Records for the exercise:
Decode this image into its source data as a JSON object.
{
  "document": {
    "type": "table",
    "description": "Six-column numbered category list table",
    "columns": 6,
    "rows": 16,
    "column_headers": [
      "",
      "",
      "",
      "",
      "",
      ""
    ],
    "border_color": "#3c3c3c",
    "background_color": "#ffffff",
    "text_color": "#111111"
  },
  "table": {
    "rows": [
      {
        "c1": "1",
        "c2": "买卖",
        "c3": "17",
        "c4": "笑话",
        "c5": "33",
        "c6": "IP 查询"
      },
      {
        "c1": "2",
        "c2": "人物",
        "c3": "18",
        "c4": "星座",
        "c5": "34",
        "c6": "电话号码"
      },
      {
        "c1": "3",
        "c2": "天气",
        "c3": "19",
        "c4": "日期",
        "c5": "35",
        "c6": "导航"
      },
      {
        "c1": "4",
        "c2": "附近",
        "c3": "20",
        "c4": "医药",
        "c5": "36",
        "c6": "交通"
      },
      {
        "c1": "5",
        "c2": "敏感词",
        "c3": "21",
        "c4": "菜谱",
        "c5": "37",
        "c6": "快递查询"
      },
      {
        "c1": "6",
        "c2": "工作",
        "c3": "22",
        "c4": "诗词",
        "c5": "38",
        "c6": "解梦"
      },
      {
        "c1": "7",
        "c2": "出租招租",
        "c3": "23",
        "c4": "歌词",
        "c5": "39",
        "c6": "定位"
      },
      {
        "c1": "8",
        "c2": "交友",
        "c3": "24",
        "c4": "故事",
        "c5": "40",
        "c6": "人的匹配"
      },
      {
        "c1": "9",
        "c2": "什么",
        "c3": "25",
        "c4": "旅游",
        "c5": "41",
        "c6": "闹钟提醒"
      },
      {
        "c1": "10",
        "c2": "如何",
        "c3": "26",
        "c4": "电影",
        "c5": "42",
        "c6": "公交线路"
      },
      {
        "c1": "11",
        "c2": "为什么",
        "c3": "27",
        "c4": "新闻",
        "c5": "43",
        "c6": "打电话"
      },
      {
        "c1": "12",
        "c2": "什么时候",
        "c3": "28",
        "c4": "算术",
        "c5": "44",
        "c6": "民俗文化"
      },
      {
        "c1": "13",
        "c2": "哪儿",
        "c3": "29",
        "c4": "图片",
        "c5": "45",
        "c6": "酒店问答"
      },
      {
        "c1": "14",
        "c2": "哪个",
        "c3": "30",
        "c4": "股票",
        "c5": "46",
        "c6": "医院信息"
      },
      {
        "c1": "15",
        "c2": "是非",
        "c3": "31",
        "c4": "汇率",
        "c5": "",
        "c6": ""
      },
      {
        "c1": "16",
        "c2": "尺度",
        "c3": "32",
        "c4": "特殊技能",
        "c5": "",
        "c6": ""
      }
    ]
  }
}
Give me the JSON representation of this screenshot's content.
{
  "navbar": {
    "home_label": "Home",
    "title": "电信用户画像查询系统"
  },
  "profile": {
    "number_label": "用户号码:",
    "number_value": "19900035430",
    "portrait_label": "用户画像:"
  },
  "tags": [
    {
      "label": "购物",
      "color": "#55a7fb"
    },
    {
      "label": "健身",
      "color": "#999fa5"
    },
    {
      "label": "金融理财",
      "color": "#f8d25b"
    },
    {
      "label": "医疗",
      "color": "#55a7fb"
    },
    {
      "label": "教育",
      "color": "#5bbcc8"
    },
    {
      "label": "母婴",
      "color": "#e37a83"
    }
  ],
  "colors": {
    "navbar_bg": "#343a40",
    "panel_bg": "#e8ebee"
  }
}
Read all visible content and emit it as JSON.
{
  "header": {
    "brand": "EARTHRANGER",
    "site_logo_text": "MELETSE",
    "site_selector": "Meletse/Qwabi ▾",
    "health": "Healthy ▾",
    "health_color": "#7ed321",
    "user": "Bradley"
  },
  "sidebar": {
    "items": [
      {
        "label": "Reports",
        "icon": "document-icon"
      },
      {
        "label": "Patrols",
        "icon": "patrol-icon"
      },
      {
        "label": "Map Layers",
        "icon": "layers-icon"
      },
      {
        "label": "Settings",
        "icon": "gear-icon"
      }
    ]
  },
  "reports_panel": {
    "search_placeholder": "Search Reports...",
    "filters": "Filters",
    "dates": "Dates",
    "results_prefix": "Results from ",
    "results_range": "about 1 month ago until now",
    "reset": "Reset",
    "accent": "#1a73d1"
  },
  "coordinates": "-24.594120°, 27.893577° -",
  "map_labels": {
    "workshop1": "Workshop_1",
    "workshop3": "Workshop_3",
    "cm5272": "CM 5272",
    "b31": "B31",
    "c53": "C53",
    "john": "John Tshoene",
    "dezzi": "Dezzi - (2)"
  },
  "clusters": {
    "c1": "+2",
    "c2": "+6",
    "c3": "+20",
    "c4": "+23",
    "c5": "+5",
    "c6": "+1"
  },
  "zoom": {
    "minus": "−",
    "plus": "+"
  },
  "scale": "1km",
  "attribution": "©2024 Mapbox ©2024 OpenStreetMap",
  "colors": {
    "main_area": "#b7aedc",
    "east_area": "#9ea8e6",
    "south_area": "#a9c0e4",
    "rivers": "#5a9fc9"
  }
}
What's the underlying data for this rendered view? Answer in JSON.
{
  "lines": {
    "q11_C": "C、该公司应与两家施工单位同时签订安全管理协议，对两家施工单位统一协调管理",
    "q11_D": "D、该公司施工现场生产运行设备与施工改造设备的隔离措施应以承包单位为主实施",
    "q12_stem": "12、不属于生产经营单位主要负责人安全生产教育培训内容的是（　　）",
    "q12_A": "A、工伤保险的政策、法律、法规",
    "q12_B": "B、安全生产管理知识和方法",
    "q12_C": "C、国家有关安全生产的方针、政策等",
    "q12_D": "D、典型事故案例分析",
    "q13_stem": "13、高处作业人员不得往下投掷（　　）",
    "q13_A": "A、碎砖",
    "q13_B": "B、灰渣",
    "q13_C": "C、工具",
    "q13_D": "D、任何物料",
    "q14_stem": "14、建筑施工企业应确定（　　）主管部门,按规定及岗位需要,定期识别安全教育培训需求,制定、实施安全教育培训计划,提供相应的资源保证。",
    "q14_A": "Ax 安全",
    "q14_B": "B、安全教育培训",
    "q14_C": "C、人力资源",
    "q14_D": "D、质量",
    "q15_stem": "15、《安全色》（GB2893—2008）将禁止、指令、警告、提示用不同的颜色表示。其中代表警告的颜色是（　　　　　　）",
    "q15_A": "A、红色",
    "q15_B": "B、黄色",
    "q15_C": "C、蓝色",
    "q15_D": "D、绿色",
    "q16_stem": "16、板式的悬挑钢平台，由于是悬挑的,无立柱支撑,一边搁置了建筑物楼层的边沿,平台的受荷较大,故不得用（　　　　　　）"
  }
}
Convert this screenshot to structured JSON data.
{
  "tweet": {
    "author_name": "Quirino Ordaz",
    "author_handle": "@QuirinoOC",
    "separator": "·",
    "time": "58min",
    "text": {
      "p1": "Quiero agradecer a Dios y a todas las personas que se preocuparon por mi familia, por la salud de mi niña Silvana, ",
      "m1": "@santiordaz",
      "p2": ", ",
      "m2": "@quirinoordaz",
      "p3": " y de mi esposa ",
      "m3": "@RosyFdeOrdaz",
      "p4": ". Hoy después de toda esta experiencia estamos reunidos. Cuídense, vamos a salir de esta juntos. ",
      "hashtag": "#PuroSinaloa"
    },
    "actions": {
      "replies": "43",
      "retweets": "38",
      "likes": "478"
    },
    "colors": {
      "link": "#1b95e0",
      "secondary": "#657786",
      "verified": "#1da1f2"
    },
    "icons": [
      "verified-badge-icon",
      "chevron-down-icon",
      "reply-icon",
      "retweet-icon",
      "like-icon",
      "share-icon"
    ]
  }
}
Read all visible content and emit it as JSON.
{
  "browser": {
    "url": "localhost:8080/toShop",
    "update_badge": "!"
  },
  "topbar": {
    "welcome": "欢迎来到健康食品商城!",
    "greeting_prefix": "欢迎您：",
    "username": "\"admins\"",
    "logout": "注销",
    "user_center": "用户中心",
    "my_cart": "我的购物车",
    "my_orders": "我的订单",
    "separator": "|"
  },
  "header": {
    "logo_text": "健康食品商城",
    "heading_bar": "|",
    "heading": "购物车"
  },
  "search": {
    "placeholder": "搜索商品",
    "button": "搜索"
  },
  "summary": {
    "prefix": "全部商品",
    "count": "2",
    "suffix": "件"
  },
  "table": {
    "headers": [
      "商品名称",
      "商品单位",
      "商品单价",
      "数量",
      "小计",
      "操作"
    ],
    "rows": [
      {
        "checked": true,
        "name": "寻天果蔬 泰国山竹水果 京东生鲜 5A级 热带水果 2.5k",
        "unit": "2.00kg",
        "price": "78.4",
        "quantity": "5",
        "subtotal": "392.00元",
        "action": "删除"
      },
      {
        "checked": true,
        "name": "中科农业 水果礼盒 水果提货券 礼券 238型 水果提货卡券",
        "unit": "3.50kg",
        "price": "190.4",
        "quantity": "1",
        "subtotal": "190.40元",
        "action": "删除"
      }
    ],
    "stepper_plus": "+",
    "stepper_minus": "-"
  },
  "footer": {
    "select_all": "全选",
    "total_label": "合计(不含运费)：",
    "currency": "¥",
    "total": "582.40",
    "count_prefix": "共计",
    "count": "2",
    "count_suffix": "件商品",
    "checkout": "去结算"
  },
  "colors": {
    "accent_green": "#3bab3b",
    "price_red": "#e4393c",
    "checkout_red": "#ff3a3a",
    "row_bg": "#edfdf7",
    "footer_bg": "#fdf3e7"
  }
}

Set task:
Only the number is wanted: how many lines of these entries contain the string "screenshot"?

Task result:
2